Copy every line that holds "دليل".
-- START OF EXCERPTED DATA --
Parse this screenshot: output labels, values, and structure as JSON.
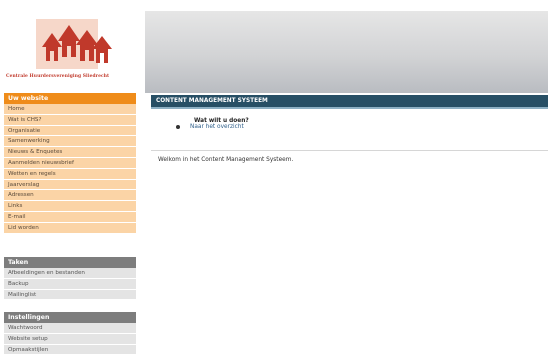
{
  "logo": {
    "text": "Centrale Huurdersvereniging Sliedrecht",
    "icon": "houses-logo-icon",
    "color": "#c0392b"
  },
  "menus": {
    "site": {
      "header": "Uw website",
      "items": [
        "Home",
        "Wat is CHS?",
        "Organisatie",
        "Samenwerking",
        "Nieuws & Enquetes",
        "Aanmelden nieuwsbrief",
        "Wetten en regels",
        "Jaarverslag",
        "Adressen",
        "Links",
        "E-mail",
        "Lid worden"
      ]
    },
    "taken": {
      "header": "Taken",
      "items": [
        "Afbeeldingen en bestanden",
        "Backup",
        "Mailinglist"
      ]
    },
    "instellingen": {
      "header": "Instellingen",
      "items": [
        "Wachtwoord",
        "Website setup",
        "Opmaakstijlen"
      ]
    }
  },
  "main": {
    "title": "CONTENT MANAGEMENT SYSTEEM",
    "question": "Wat wilt u doen?",
    "link": "Naar het overzicht",
    "welcome": "Welkom in het Content Management Systeem."
  },
  "colors": {
    "accent": "#ef8c1a",
    "title_bar": "#274f65",
    "menu_gray": "#7d7d7d"
  }
}
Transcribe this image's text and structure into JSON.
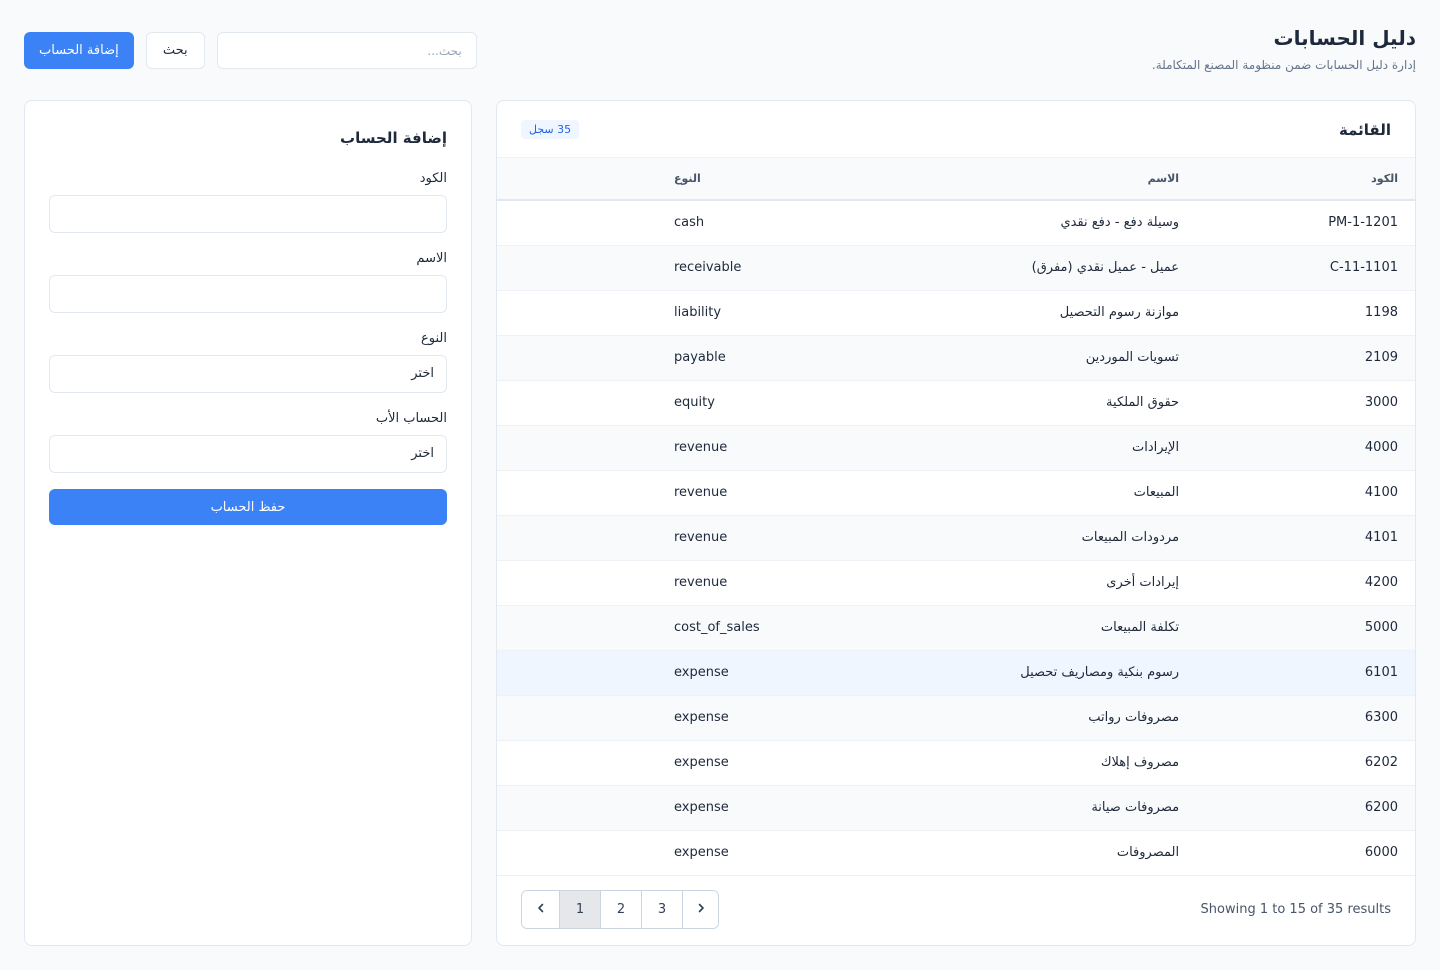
{
  "header": {
    "title": "دليل الحسابات",
    "subtitle": "إدارة دليل الحسابات ضمن منظومة المصنع المتكاملة.",
    "add_button": "إضافة الحساب",
    "search_button": "بحث",
    "search_placeholder": "بحث..."
  },
  "list": {
    "title": "القائمة",
    "count_badge": "35 سجل",
    "columns": {
      "code": "الكود",
      "name": "الاسم",
      "type": "النوع"
    },
    "rows": [
      {
        "code": "PM-1-1201",
        "name": "وسيلة دفع - دفع نقدي",
        "type": "cash"
      },
      {
        "code": "C-11-1101",
        "name": "عميل - عميل نقدي (مفرق)",
        "type": "receivable"
      },
      {
        "code": "1198",
        "name": "موازنة رسوم التحصيل",
        "type": "liability"
      },
      {
        "code": "2109",
        "name": "تسويات الموردين",
        "type": "payable"
      },
      {
        "code": "3000",
        "name": "حقوق الملكية",
        "type": "equity"
      },
      {
        "code": "4000",
        "name": "الإيرادات",
        "type": "revenue"
      },
      {
        "code": "4100",
        "name": "المبيعات",
        "type": "revenue"
      },
      {
        "code": "4101",
        "name": "مردودات المبيعات",
        "type": "revenue"
      },
      {
        "code": "4200",
        "name": "إيرادات أخرى",
        "type": "revenue"
      },
      {
        "code": "5000",
        "name": "تكلفة المبيعات",
        "type": "cost_of_sales"
      },
      {
        "code": "6101",
        "name": "رسوم بنكية ومصاريف تحصيل",
        "type": "expense"
      },
      {
        "code": "6300",
        "name": "مصروفات رواتب",
        "type": "expense"
      },
      {
        "code": "6202",
        "name": "مصروف إهلاك",
        "type": "expense"
      },
      {
        "code": "6200",
        "name": "مصروفات صيانة",
        "type": "expense"
      },
      {
        "code": "6000",
        "name": "المصروفات",
        "type": "expense"
      }
    ],
    "results_text": "Showing 1 to 15 of 35 results",
    "pages": [
      "1",
      "2",
      "3"
    ],
    "active_page": "1",
    "prev_icon": "‹",
    "next_icon": "›"
  },
  "form": {
    "title": "إضافة الحساب",
    "code_label": "الكود",
    "name_label": "الاسم",
    "type_label": "النوع",
    "type_value": "اختر",
    "parent_label": "الحساب الأب",
    "parent_value": "اختر",
    "save_button": "حفظ الحساب"
  },
  "colors": {
    "primary": "#3b82f6",
    "badge_bg": "#eff6ff",
    "badge_text": "#2563eb"
  }
}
-- END OF EXCERPTED DATA --
### ANSWER TO THIS TASK:
    "title": "دليل الحسابات",
    "subtitle": "إدارة دليل الحسابات ضمن منظومة المصنع المتكاملة.",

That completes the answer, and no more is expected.